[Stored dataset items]
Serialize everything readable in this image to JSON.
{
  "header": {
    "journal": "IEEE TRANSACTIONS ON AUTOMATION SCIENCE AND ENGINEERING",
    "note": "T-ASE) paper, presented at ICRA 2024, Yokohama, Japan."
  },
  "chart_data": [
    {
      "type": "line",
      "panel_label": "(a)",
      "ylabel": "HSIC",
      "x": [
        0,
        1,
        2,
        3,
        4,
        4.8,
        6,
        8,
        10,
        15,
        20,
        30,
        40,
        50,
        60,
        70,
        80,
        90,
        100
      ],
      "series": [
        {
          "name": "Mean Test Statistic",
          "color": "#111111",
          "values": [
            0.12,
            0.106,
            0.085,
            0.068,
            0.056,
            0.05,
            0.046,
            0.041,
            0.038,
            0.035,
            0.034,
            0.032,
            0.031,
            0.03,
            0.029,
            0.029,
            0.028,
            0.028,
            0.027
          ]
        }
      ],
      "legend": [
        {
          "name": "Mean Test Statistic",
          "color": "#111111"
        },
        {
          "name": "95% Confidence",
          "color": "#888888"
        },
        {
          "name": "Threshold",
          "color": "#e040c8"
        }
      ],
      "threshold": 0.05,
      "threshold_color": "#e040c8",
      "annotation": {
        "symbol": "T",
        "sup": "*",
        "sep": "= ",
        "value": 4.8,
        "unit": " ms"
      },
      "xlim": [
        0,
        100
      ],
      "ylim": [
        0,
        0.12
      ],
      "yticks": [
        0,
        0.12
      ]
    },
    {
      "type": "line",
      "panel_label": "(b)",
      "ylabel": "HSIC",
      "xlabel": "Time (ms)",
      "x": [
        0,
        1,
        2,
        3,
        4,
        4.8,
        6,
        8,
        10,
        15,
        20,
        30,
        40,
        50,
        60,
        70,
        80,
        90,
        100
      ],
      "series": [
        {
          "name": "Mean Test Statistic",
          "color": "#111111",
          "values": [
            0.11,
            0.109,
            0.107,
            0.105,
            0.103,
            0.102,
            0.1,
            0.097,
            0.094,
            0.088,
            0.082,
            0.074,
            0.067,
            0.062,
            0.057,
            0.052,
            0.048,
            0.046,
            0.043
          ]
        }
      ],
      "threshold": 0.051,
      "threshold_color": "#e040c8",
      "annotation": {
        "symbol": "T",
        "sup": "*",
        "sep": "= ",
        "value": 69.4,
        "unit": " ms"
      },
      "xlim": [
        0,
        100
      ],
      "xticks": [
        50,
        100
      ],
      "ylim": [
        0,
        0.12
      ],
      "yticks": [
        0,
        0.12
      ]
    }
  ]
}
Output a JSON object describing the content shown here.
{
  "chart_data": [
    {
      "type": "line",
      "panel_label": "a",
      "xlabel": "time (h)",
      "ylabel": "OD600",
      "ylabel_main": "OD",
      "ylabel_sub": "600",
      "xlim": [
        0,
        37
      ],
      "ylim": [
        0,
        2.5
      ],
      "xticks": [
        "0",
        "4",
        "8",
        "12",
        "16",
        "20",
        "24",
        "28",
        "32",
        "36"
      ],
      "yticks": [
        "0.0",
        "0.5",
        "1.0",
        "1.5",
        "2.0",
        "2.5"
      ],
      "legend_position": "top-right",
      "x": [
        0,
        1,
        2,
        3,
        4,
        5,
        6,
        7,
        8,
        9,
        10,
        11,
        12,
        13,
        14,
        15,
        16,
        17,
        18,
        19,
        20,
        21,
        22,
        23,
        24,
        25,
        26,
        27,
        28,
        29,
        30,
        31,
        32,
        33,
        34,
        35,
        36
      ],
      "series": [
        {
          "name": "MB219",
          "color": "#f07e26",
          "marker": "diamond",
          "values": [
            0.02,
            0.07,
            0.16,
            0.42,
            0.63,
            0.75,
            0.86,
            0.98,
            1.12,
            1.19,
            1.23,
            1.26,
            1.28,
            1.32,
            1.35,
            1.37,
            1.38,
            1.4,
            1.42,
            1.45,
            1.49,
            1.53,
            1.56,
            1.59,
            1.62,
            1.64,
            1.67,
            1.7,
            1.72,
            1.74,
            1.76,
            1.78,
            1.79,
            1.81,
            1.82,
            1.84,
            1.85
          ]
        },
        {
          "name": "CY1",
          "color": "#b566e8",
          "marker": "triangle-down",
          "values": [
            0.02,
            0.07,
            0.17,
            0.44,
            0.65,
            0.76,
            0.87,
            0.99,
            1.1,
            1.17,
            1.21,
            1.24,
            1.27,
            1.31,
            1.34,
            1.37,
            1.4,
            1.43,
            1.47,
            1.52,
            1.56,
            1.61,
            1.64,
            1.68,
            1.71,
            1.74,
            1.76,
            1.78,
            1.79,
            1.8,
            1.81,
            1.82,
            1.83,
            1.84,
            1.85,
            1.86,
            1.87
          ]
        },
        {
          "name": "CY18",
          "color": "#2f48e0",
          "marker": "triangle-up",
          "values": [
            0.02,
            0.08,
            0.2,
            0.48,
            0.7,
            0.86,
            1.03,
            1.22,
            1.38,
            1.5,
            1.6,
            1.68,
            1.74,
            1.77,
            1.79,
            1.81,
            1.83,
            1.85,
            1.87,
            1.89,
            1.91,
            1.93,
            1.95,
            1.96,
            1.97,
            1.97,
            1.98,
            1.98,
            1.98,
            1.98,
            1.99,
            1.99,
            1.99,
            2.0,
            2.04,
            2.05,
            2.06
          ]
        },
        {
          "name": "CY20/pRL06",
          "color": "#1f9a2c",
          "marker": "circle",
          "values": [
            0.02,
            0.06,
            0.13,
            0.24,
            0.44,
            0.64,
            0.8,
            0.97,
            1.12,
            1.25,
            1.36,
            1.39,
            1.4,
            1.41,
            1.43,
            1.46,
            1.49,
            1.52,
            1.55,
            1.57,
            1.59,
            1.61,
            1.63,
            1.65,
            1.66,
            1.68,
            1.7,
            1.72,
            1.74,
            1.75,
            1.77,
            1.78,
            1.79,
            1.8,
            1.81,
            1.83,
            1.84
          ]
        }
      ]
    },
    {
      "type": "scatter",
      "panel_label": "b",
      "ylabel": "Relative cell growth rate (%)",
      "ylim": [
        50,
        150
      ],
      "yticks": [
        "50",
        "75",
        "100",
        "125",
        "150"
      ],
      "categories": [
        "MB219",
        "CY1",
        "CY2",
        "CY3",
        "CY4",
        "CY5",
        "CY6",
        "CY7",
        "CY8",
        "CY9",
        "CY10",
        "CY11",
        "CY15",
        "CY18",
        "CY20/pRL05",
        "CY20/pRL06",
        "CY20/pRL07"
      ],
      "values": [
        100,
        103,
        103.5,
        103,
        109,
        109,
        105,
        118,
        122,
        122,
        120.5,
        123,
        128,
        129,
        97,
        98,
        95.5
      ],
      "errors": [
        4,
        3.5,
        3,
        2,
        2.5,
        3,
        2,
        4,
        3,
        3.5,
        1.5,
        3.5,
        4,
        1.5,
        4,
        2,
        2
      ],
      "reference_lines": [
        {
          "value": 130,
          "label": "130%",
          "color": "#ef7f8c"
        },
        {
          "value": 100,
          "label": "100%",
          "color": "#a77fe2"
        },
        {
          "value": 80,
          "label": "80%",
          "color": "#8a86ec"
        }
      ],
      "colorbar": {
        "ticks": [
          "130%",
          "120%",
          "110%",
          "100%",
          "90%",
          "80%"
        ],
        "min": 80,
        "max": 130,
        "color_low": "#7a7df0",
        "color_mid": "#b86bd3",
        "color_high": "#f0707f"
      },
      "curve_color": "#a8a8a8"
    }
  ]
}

_To do_
Write out the whole listing exactly.

_Task answer_
Serialize everything readable in this image to JSON.
{
  "header": {
    "journal": "IEEE TRANSACTIONS ON AUTOMATION SCIENCE AND ENGINEERING",
    "note": "T-ASE) paper, presented at ICRA 2024, Yokohama, Japan."
  },
  "chart_data": [
    {
      "type": "line",
      "panel_label": "(a)",
      "ylabel": "HSIC",
      "x": [
        0,
        1,
        2,
        3,
        4,
        4.8,
        6,
        8,
        10,
        15,
        20,
        30,
        40,
        50,
        60,
        70,
        80,
        90,
        100
      ],
      "series": [
        {
          "name": "Mean Test Statistic",
          "color": "#111111",
          "values": [
            0.12,
            0.106,
            0.085,
            0.068,
            0.056,
            0.05,
            0.046,
            0.041,
            0.038,
            0.035,
            0.034,
            0.032,
            0.031,
            0.03,
            0.029,
            0.029,
            0.028,
            0.028,
            0.027
          ]
        }
      ],
      "legend": [
        {
          "name": "Mean Test Statistic",
          "color": "#111111"
        },
        {
          "name": "95% Confidence",
          "color": "#888888"
        },
        {
          "name": "Threshold",
          "color": "#e040c8"
        }
      ],
      "threshold": 0.05,
      "threshold_color": "#e040c8",
      "annotation": {
        "symbol": "T",
        "sup": "*",
        "sep": "= ",
        "value": 4.8,
        "unit": " ms"
      },
      "xlim": [
        0,
        100
      ],
      "ylim": [
        0,
        0.12
      ],
      "yticks": [
        0,
        0.12
      ]
    },
    {
      "type": "line",
      "panel_label": "(b)",
      "ylabel": "HSIC",
      "xlabel": "Time (ms)",
      "x": [
        0,
        1,
        2,
        3,
        4,
        4.8,
        6,
        8,
        10,
        15,
        20,
        30,
        40,
        50,
        60,
        70,
        80,
        90,
        100
      ],
      "series": [
        {
          "name": "Mean Test Statistic",
          "color": "#111111",
          "values": [
            0.11,
            0.109,
            0.107,
            0.105,
            0.103,
            0.102,
            0.1,
            0.097,
            0.094,
            0.088,
            0.082,
            0.074,
            0.067,
            0.062,
            0.057,
            0.052,
            0.048,
            0.046,
            0.043
          ]
        }
      ],
      "threshold": 0.051,
      "threshold_color": "#e040c8",
      "annotation": {
        "symbol": "T",
        "sup": "*",
        "sep": "= ",
        "value": 69.4,
        "unit": " ms"
      },
      "xlim": [
        0,
        100
      ],
      "xticks": [
        50,
        100
      ],
      "ylim": [
        0,
        0.12
      ],
      "yticks": [
        0,
        0.12
      ]
    }
  ]
}
Output a JSON object describing the content shown here.
{
  "chart_data": [
    {
      "type": "line",
      "panel_label": "a",
      "xlabel": "time (h)",
      "ylabel": "OD600",
      "ylabel_main": "OD",
      "ylabel_sub": "600",
      "xlim": [
        0,
        37
      ],
      "ylim": [
        0,
        2.5
      ],
      "xticks": [
        "0",
        "4",
        "8",
        "12",
        "16",
        "20",
        "24",
        "28",
        "32",
        "36"
      ],
      "yticks": [
        "0.0",
        "0.5",
        "1.0",
        "1.5",
        "2.0",
        "2.5"
      ],
      "legend_position": "top-right",
      "x": [
        0,
        1,
        2,
        3,
        4,
        5,
        6,
        7,
        8,
        9,
        10,
        11,
        12,
        13,
        14,
        15,
        16,
        17,
        18,
        19,
        20,
        21,
        22,
        23,
        24,
        25,
        26,
        27,
        28,
        29,
        30,
        31,
        32,
        33,
        34,
        35,
        36
      ],
      "series": [
        {
          "name": "MB219",
          "color": "#f07e26",
          "marker": "diamond",
          "values": [
            0.02,
            0.07,
            0.16,
            0.42,
            0.63,
            0.75,
            0.86,
            0.98,
            1.12,
            1.19,
            1.23,
            1.26,
            1.28,
            1.32,
            1.35,
            1.37,
            1.38,
            1.4,
            1.42,
            1.45,
            1.49,
            1.53,
            1.56,
            1.59,
            1.62,
            1.64,
            1.67,
            1.7,
            1.72,
            1.74,
            1.76,
            1.78,
            1.79,
            1.81,
            1.82,
            1.84,
            1.85
          ]
        },
        {
          "name": "CY1",
          "color": "#b566e8",
          "marker": "triangle-down",
          "values": [
            0.02,
            0.07,
            0.17,
            0.44,
            0.65,
            0.76,
            0.87,
            0.99,
            1.1,
            1.17,
            1.21,
            1.24,
            1.27,
            1.31,
            1.34,
            1.37,
            1.4,
            1.43,
            1.47,
            1.52,
            1.56,
            1.61,
            1.64,
            1.68,
            1.71,
            1.74,
            1.76,
            1.78,
            1.79,
            1.8,
            1.81,
            1.82,
            1.83,
            1.84,
            1.85,
            1.86,
            1.87
          ]
        },
        {
          "name": "CY18",
          "color": "#2f48e0",
          "marker": "triangle-up",
          "values": [
            0.02,
            0.08,
            0.2,
            0.48,
            0.7,
            0.86,
            1.03,
            1.22,
            1.38,
            1.5,
            1.6,
            1.68,
            1.74,
            1.77,
            1.79,
            1.81,
            1.83,
            1.85,
            1.87,
            1.89,
            1.91,
            1.93,
            1.95,
            1.96,
            1.97,
            1.97,
            1.98,
            1.98,
            1.98,
            1.98,
            1.99,
            1.99,
            1.99,
            2.0,
            2.04,
            2.05,
            2.06
          ]
        },
        {
          "name": "CY20/pRL06",
          "color": "#1f9a2c",
          "marker": "circle",
          "values": [
            0.02,
            0.06,
            0.13,
            0.24,
            0.44,
            0.64,
            0.8,
            0.97,
            1.12,
            1.25,
            1.36,
            1.39,
            1.4,
            1.41,
            1.43,
            1.46,
            1.49,
            1.52,
            1.55,
            1.57,
            1.59,
            1.61,
            1.63,
            1.65,
            1.66,
            1.68,
            1.7,
            1.72,
            1.74,
            1.75,
            1.77,
            1.78,
            1.79,
            1.8,
            1.81,
            1.83,
            1.84
          ]
        }
      ]
    },
    {
      "type": "scatter",
      "panel_label": "b",
      "ylabel": "Relative cell growth rate (%)",
      "ylim": [
        50,
        150
      ],
      "yticks": [
        "50",
        "75",
        "100",
        "125",
        "150"
      ],
      "categories": [
        "MB219",
        "CY1",
        "CY2",
        "CY3",
        "CY4",
        "CY5",
        "CY6",
        "CY7",
        "CY8",
        "CY9",
        "CY10",
        "CY11",
        "CY15",
        "CY18",
        "CY20/pRL05",
        "CY20/pRL06",
        "CY20/pRL07"
      ],
      "values": [
        100,
        103,
        103.5,
        103,
        109,
        109,
        105,
        118,
        122,
        122,
        120.5,
        123,
        128,
        129,
        97,
        98,
        95.5
      ],
      "errors": [
        4,
        3.5,
        3,
        2,
        2.5,
        3,
        2,
        4,
        3,
        3.5,
        1.5,
        3.5,
        4,
        1.5,
        4,
        2,
        2
      ],
      "reference_lines": [
        {
          "value": 130,
          "label": "130%",
          "color": "#ef7f8c"
        },
        {
          "value": 100,
          "label": "100%",
          "color": "#a77fe2"
        },
        {
          "value": 80,
          "label": "80%",
          "color": "#8a86ec"
        }
      ],
      "colorbar": {
        "ticks": [
          "130%",
          "120%",
          "110%",
          "100%",
          "90%",
          "80%"
        ],
        "min": 80,
        "max": 130,
        "color_low": "#7a7df0",
        "color_mid": "#b86bd3",
        "color_high": "#f0707f"
      },
      "curve_color": "#a8a8a8"
    }
  ]
}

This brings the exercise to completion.